Find each line with "ABCD" and copy it.
--- Begin Provided entries ---
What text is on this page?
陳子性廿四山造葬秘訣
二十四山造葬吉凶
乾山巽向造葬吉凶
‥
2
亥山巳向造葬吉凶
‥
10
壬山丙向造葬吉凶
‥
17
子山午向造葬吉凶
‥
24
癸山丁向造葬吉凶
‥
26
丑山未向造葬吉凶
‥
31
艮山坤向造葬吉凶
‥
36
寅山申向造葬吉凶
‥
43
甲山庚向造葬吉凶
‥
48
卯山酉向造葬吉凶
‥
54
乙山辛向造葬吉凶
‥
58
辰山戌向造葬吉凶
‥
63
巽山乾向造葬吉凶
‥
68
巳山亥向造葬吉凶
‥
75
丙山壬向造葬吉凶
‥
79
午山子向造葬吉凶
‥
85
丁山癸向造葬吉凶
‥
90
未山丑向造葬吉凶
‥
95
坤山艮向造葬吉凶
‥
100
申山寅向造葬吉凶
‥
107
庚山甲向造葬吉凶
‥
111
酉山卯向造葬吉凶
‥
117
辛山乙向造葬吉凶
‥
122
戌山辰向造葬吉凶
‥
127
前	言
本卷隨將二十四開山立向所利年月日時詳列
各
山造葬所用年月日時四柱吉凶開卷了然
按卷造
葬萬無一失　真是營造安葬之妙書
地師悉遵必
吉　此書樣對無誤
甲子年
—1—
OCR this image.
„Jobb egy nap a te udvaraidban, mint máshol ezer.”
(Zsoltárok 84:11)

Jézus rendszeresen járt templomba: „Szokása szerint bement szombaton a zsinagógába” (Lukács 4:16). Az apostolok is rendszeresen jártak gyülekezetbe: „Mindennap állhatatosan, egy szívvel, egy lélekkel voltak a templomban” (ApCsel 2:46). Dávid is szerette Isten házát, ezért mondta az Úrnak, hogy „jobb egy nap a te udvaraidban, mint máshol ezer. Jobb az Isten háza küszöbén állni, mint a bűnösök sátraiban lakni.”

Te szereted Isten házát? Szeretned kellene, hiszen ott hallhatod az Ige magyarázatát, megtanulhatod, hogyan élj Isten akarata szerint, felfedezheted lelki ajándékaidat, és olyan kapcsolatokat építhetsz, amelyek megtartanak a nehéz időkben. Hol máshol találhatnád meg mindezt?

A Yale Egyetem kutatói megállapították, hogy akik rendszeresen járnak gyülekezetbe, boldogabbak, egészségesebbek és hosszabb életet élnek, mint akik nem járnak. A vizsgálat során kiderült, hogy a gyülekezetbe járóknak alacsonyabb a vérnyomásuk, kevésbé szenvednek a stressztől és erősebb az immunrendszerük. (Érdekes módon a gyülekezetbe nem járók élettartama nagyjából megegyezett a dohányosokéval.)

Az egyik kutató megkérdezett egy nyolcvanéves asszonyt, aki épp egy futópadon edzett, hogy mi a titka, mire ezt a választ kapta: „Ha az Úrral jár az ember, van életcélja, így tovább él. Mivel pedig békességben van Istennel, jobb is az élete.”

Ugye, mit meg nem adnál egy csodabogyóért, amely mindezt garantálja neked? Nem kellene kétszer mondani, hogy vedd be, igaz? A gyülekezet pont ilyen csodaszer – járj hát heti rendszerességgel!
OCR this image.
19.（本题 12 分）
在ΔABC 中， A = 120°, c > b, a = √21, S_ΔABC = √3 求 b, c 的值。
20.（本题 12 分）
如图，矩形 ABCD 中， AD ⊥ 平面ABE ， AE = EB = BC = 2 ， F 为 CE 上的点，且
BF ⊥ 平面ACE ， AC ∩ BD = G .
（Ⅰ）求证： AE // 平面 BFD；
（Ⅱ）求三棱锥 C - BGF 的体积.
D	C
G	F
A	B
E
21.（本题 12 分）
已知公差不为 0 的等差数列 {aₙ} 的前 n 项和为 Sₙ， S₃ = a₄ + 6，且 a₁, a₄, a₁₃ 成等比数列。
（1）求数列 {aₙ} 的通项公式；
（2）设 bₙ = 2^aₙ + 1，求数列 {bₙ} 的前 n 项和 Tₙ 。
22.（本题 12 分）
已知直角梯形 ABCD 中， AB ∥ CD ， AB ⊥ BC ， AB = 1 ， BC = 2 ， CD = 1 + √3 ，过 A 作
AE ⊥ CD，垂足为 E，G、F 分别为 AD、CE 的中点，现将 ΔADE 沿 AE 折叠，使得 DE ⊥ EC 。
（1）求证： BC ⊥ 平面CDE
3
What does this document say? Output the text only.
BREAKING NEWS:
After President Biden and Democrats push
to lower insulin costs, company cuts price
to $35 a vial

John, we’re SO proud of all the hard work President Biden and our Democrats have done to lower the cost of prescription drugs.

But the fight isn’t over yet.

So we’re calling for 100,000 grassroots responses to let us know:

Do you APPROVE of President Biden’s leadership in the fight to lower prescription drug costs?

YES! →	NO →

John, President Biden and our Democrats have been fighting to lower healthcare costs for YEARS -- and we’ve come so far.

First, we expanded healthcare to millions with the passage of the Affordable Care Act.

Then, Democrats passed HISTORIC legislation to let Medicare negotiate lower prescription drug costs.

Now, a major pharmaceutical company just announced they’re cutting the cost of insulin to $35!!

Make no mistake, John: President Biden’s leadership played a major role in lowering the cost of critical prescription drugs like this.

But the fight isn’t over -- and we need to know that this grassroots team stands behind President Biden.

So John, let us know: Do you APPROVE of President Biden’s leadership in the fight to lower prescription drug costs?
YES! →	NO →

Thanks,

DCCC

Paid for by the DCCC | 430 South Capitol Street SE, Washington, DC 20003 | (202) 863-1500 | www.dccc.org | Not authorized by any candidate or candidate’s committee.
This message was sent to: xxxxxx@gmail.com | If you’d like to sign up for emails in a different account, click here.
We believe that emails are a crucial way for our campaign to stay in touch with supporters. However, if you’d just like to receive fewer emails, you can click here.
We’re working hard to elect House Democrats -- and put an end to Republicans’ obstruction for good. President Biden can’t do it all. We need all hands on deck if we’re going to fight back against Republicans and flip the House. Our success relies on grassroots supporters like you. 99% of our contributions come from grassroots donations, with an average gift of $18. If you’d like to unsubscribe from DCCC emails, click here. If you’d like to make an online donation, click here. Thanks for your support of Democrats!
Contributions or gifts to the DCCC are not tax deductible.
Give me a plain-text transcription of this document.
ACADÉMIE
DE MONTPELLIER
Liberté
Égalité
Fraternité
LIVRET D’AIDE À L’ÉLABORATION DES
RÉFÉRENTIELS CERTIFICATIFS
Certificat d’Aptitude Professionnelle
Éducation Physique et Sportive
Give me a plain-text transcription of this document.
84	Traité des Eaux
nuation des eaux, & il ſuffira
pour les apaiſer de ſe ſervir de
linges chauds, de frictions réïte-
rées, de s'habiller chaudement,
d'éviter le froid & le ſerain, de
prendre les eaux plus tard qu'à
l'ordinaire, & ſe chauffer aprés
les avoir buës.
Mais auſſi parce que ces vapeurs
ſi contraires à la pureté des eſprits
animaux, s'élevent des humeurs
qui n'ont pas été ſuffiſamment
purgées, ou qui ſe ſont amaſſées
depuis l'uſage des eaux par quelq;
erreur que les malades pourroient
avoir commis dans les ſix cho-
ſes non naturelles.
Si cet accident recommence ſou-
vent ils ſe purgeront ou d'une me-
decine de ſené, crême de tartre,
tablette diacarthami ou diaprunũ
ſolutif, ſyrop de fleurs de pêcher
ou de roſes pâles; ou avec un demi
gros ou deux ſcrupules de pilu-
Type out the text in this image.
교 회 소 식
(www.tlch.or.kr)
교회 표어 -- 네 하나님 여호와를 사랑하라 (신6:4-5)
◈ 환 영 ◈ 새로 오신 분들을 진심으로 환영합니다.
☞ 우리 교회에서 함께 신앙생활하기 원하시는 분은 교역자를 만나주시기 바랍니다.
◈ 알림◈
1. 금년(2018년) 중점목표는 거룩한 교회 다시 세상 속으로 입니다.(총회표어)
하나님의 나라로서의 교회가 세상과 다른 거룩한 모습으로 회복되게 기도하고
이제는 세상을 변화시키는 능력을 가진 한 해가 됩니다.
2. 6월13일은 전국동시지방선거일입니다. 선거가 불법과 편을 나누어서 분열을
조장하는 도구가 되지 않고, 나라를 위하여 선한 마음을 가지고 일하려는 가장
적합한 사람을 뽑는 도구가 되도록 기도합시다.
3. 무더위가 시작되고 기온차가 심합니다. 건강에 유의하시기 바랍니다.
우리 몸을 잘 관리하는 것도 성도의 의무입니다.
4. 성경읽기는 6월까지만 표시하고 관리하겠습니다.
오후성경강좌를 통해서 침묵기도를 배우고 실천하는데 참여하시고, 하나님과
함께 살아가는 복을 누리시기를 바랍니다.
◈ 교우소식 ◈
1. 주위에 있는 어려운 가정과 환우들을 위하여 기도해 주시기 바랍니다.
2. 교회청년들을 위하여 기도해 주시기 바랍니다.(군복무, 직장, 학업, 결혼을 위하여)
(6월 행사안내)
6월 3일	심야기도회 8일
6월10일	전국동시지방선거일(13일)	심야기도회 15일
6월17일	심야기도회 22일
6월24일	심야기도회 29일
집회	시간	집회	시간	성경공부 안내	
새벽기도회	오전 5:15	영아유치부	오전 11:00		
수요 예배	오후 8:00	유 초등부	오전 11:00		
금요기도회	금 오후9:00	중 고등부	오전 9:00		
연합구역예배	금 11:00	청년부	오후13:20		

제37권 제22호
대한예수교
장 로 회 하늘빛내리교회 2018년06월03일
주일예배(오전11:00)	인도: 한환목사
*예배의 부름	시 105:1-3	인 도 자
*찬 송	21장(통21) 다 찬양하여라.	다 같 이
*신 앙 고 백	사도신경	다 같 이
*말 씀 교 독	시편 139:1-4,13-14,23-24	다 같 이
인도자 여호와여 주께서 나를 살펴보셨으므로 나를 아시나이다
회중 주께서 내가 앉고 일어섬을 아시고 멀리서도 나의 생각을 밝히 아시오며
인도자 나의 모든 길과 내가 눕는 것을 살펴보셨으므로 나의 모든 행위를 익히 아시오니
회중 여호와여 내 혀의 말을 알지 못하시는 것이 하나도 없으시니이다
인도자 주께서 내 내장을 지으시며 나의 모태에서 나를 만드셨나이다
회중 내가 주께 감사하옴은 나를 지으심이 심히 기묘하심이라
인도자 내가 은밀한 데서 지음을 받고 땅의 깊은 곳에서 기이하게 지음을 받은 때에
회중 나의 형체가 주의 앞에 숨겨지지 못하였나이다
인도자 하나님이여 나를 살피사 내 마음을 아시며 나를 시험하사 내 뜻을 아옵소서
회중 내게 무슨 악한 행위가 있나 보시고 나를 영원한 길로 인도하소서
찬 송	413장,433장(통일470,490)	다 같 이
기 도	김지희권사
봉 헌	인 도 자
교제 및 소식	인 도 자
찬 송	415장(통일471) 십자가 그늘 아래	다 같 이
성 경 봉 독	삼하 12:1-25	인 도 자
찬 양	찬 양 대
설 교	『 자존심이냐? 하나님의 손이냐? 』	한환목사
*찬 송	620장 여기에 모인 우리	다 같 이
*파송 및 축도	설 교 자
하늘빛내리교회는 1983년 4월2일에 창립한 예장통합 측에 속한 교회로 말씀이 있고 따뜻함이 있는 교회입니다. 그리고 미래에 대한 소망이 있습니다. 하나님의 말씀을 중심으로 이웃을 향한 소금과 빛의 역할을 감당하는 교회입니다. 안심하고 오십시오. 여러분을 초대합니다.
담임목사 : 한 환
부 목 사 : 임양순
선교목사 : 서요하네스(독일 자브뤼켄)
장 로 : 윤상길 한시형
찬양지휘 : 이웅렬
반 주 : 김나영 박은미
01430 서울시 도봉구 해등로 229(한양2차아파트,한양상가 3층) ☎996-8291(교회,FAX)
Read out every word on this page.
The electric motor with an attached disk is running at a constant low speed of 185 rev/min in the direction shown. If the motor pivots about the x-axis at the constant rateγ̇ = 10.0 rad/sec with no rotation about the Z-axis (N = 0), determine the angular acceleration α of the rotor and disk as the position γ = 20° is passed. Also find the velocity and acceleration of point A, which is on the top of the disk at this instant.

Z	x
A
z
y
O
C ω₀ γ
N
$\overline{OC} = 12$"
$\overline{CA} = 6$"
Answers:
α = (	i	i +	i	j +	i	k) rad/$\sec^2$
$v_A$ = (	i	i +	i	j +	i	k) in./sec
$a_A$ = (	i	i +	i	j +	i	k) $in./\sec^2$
--- End Provided entries ---
• _Output of the exercise_
如图，矩形 ABCD 中， AD ⊥ 平面ABE ， AE = EB = BC = 2 ， F 为 CE 上的点，且
已知直角梯形 ABCD 中， AB ∥ CD ， AB ⊥ BC ， AB = 1 ， BC = 2 ， CD = 1 + √3 ，过 A 作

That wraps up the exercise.